* **Task to complete**: Print all the entries verbatim.

* **Task input**:
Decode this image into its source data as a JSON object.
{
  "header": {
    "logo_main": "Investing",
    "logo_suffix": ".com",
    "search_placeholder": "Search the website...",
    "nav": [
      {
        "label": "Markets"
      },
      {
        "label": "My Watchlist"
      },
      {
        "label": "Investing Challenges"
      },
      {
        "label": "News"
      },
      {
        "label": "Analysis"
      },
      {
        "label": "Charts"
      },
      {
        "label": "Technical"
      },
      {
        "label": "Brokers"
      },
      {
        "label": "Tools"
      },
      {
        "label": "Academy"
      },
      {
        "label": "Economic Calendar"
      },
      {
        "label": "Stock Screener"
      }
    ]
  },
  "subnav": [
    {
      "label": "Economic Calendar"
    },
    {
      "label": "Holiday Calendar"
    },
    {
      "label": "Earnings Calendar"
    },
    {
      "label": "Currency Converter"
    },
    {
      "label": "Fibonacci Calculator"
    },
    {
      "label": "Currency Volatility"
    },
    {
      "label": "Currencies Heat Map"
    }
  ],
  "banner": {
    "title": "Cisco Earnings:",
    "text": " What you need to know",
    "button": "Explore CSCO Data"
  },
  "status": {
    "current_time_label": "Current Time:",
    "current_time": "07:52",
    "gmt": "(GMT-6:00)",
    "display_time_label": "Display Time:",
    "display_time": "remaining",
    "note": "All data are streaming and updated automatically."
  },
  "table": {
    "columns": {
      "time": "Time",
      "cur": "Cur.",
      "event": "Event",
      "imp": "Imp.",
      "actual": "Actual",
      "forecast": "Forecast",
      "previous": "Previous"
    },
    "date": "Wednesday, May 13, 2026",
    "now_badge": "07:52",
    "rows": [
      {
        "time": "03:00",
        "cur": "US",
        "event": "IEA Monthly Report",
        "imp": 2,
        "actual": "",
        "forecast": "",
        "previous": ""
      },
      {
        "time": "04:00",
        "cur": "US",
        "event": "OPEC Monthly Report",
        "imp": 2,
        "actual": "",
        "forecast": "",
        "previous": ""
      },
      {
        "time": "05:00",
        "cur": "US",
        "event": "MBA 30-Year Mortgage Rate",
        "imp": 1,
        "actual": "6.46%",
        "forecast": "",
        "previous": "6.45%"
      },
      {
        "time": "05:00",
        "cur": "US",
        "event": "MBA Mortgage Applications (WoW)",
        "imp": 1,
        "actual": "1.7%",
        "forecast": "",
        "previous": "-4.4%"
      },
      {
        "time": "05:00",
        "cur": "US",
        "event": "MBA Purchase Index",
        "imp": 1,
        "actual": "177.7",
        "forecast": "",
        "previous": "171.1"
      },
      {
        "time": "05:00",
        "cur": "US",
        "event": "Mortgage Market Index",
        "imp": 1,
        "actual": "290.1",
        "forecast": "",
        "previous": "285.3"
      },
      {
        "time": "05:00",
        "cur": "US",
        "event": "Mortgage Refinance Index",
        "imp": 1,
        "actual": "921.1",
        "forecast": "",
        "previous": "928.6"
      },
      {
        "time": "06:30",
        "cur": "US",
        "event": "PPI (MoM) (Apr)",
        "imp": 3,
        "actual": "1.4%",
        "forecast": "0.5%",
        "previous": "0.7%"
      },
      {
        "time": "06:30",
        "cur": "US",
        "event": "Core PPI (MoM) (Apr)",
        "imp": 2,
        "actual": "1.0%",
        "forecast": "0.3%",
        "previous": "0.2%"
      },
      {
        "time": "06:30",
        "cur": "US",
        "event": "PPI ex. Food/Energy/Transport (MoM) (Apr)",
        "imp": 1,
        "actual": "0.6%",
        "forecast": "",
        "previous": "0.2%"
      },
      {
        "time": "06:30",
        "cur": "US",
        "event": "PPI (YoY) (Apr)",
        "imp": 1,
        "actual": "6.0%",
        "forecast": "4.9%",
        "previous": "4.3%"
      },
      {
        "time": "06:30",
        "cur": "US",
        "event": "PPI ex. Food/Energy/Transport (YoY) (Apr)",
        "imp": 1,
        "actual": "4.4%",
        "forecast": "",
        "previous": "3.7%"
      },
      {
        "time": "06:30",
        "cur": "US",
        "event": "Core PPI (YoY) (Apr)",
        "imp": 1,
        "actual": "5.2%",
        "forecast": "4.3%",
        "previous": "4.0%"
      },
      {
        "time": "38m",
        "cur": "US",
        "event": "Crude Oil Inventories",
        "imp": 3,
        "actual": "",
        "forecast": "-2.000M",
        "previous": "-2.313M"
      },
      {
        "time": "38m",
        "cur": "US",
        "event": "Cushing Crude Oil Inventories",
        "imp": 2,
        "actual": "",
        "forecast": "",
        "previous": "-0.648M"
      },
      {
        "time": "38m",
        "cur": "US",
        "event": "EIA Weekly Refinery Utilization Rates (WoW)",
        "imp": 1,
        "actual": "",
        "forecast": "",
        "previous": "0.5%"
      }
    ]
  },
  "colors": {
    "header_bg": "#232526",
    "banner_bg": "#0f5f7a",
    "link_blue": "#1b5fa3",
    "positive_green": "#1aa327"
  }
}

* **Exercise result**:
Decode this image into its source data as a JSON object.
{
  "header": {
    "logo_main": "Investing",
    "logo_suffix": ".com",
    "search_placeholder": "Search the website...",
    "nav": [
      {
        "label": "Markets"
      },
      {
        "label": "My Watchlist"
      },
      {
        "label": "Investing Challenges"
      },
      {
        "label": "News"
      },
      {
        "label": "Analysis"
      },
      {
        "label": "Charts"
      },
      {
        "label": "Technical"
      },
      {
        "label": "Brokers"
      },
      {
        "label": "Tools"
      },
      {
        "label": "Academy"
      },
      {
        "label": "Economic Calendar"
      },
      {
        "label": "Stock Screener"
      }
    ]
  },
  "subnav": [
    {
      "label": "Economic Calendar"
    },
    {
      "label": "Holiday Calendar"
    },
    {
      "label": "Earnings Calendar"
    },
    {
      "label": "Currency Converter"
    },
    {
      "label": "Fibonacci Calculator"
    },
    {
      "label": "Currency Volatility"
    },
    {
      "label": "Currencies Heat Map"
    }
  ],
  "banner": {
    "title": "Cisco Earnings:",
    "text": " What you need to know",
    "button": "Explore CSCO Data"
  },
  "status": {
    "current_time_label": "Current Time:",
    "current_time": "07:52",
    "gmt": "(GMT-6:00)",
    "display_time_label": "Display Time:",
    "display_time": "remaining",
    "note": "All data are streaming and updated automatically."
  },
  "table": {
    "columns": {
      "time": "Time",
      "cur": "Cur.",
      "event": "Event",
      "imp": "Imp.",
      "actual": "Actual",
      "forecast": "Forecast",
      "previous": "Previous"
    },
    "date": "Wednesday, May 13, 2026",
    "now_badge": "07:52",
    "rows": [
      {
        "time": "03:00",
        "cur": "US",
        "event": "IEA Monthly Report",
        "imp": 2,
        "actual": "",
        "forecast": "",
        "previous": ""
      },
      {
        "time": "04:00",
        "cur": "US",
        "event": "OPEC Monthly Report",
        "imp": 2,
        "actual": "",
        "forecast": "",
        "previous": ""
      },
      {
        "time": "05:00",
        "cur": "US",
        "event": "MBA 30-Year Mortgage Rate",
        "imp": 1,
        "actual": "6.46%",
        "forecast": "",
        "previous": "6.45%"
      },
      {
        "time": "05:00",
        "cur": "US",
        "event": "MBA Mortgage Applications (WoW)",
        "imp": 1,
        "actual": "1.7%",
        "forecast": "",
        "previous": "-4.4%"
      },
      {
        "time": "05:00",
        "cur": "US",
        "event": "MBA Purchase Index",
        "imp": 1,
        "actual": "177.7",
        "forecast": "",
        "previous": "171.1"
      },
      {
        "time": "05:00",
        "cur": "US",
        "event": "Mortgage Market Index",
        "imp": 1,
        "actual": "290.1",
        "forecast": "",
        "previous": "285.3"
      },
      {
        "time": "05:00",
        "cur": "US",
        "event": "Mortgage Refinance Index",
        "imp": 1,
        "actual": "921.1",
        "forecast": "",
        "previous": "928.6"
      },
      {
        "time": "06:30",
        "cur": "US",
        "event": "PPI (MoM) (Apr)",
        "imp": 3,
        "actual": "1.4%",
        "forecast": "0.5%",
        "previous": "0.7%"
      },
      {
        "time": "06:30",
        "cur": "US",
        "event": "Core PPI (MoM) (Apr)",
        "imp": 2,
        "actual": "1.0%",
        "forecast": "0.3%",
        "previous": "0.2%"
      },
      {
        "time": "06:30",
        "cur": "US",
        "event": "PPI ex. Food/Energy/Transport (MoM) (Apr)",
        "imp": 1,
        "actual": "0.6%",
        "forecast": "",
        "previous": "0.2%"
      },
      {
        "time": "06:30",
        "cur": "US",
        "event": "PPI (YoY) (Apr)",
        "imp": 1,
        "actual": "6.0%",
        "forecast": "4.9%",
        "previous": "4.3%"
      },
      {
        "time": "06:30",
        "cur": "US",
        "event": "PPI ex. Food/Energy/Transport (YoY) (Apr)",
        "imp": 1,
        "actual": "4.4%",
        "forecast": "",
        "previous": "3.7%"
      },
      {
        "time": "06:30",
        "cur": "US",
        "event": "Core PPI (YoY) (Apr)",
        "imp": 1,
        "actual": "5.2%",
        "forecast": "4.3%",
        "previous": "4.0%"
      },
      {
        "time": "38m",
        "cur": "US",
        "event": "Crude Oil Inventories",
        "imp": 3,
        "actual": "",
        "forecast": "-2.000M",
        "previous": "-2.313M"
      },
      {
        "time": "38m",
        "cur": "US",
        "event": "Cushing Crude Oil Inventories",
        "imp": 2,
        "actual": "",
        "forecast": "",
        "previous": "-0.648M"
      },
      {
        "time": "38m",
        "cur": "US",
        "event": "EIA Weekly Refinery Utilization Rates (WoW)",
        "imp": 1,
        "actual": "",
        "forecast": "",
        "previous": "0.5%"
      }
    ]
  },
  "colors": {
    "header_bg": "#232526",
    "banner_bg": "#0f5f7a",
    "link_blue": "#1b5fa3",
    "positive_green": "#1aa327"
  }
}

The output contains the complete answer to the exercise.